_REQUIREMENT_: Scan the lines below for the string "name" and copy every one that has it.

_Figure record listings_:
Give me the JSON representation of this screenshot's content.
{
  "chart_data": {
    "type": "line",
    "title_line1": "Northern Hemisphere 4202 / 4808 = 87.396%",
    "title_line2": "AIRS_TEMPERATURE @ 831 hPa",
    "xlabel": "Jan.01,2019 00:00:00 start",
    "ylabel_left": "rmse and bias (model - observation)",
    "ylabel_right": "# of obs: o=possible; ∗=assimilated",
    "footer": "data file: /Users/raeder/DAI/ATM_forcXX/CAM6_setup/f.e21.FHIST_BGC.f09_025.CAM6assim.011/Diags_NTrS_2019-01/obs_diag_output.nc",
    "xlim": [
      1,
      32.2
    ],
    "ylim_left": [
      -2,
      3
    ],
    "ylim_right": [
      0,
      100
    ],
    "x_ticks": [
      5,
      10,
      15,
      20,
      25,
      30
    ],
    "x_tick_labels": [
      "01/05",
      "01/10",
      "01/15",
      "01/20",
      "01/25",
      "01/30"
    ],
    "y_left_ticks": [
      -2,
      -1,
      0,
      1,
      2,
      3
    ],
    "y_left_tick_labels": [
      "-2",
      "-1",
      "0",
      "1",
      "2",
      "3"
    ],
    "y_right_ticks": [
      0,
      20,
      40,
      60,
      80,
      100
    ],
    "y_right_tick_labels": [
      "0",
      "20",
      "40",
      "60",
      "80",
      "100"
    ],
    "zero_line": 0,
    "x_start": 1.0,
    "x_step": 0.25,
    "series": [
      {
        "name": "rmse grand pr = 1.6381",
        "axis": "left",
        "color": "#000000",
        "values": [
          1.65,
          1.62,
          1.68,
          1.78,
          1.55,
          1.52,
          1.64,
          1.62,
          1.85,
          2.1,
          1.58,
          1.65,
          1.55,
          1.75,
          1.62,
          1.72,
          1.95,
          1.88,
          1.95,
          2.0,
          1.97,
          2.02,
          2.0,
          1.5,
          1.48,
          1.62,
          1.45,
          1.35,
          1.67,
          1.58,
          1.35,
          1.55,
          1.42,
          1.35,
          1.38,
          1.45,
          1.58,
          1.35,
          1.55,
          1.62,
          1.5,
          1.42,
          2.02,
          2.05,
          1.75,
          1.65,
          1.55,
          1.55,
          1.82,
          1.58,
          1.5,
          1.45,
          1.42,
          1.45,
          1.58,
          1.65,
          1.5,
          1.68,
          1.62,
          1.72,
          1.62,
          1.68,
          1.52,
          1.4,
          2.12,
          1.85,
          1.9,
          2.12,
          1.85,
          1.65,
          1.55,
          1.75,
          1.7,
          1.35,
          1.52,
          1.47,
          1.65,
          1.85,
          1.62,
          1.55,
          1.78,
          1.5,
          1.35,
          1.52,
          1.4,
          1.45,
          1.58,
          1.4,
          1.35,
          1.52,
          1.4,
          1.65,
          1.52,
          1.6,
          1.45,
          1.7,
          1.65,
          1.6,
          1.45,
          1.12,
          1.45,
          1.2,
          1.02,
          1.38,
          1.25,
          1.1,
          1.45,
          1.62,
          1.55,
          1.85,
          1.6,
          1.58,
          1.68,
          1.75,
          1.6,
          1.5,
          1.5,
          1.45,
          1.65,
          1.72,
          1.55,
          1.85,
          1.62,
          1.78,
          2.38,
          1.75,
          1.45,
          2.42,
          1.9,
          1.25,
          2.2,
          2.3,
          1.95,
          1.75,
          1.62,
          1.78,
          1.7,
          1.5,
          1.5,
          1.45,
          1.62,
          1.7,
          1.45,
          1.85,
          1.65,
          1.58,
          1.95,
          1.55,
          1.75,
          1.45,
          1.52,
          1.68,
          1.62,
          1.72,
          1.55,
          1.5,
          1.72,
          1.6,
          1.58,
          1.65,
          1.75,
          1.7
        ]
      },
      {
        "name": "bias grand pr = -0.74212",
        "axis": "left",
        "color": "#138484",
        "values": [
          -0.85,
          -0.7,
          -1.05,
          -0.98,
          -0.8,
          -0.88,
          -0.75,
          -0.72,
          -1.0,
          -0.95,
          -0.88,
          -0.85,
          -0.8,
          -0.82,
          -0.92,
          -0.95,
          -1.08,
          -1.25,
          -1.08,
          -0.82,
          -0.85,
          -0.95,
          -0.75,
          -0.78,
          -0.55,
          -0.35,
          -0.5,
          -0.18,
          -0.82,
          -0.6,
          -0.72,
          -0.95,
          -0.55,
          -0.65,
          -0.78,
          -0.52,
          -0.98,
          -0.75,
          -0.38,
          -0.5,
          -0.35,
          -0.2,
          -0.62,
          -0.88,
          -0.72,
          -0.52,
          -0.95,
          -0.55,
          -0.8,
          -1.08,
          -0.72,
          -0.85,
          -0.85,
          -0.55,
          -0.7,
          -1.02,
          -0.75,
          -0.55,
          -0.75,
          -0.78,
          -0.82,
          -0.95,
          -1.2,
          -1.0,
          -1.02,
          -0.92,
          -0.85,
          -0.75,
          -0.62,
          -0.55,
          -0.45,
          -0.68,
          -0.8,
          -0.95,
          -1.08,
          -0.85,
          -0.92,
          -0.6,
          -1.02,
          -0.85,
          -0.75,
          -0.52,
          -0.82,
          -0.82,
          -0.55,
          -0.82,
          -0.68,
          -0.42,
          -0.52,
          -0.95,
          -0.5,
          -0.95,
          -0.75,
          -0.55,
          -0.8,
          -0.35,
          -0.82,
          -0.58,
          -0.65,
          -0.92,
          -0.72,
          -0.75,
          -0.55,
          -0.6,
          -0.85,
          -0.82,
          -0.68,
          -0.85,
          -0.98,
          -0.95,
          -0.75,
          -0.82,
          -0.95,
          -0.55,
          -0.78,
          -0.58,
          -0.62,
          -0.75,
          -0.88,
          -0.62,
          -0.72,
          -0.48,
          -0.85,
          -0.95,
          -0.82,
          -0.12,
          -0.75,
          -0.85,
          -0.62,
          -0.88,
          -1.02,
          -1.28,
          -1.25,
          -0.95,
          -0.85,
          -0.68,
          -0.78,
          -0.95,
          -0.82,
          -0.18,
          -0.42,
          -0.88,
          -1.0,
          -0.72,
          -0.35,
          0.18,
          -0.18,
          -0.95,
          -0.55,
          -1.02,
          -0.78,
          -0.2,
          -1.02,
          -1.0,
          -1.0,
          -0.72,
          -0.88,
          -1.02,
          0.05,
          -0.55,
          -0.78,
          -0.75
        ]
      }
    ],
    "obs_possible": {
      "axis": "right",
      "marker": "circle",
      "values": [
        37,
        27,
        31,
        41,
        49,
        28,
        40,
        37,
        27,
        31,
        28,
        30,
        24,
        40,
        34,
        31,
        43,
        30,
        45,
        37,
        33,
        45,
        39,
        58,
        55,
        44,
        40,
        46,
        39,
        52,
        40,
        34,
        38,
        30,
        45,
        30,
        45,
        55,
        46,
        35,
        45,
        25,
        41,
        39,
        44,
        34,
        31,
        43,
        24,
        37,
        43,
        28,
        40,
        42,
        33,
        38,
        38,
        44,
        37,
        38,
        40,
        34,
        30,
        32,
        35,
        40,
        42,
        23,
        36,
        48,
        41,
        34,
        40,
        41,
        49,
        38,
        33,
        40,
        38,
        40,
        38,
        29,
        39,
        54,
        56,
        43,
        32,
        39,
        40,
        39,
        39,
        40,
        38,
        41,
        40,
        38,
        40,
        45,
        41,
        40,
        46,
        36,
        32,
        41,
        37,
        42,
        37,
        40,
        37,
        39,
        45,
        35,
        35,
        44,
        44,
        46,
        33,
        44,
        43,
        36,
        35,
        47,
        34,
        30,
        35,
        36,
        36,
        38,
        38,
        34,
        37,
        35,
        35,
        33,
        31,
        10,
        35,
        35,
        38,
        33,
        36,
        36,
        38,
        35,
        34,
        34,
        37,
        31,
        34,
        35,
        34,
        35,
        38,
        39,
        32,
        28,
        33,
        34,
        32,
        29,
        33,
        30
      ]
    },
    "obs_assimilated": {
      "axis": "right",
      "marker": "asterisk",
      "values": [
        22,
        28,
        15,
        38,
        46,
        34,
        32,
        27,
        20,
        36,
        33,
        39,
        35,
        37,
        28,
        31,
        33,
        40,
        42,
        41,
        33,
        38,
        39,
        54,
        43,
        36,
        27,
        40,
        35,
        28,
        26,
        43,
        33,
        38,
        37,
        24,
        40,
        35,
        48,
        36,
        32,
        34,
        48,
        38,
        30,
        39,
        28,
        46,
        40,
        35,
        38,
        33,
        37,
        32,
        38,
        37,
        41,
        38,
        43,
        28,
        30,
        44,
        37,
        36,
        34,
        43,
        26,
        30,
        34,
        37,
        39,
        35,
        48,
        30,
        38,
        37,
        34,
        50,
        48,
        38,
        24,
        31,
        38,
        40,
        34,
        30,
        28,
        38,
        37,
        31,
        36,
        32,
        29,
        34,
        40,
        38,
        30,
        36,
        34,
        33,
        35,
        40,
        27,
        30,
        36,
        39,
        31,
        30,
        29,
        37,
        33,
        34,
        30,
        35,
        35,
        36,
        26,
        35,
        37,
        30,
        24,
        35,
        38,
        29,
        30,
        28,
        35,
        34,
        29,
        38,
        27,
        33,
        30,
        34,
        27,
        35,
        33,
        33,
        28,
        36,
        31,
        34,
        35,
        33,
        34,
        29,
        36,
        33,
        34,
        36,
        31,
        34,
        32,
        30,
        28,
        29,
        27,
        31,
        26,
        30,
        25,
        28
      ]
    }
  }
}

_EXERCISE ANSWER_:
        "name": "rmse grand pr = 1.6381",
        "name": "bias grand pr = -0.74212",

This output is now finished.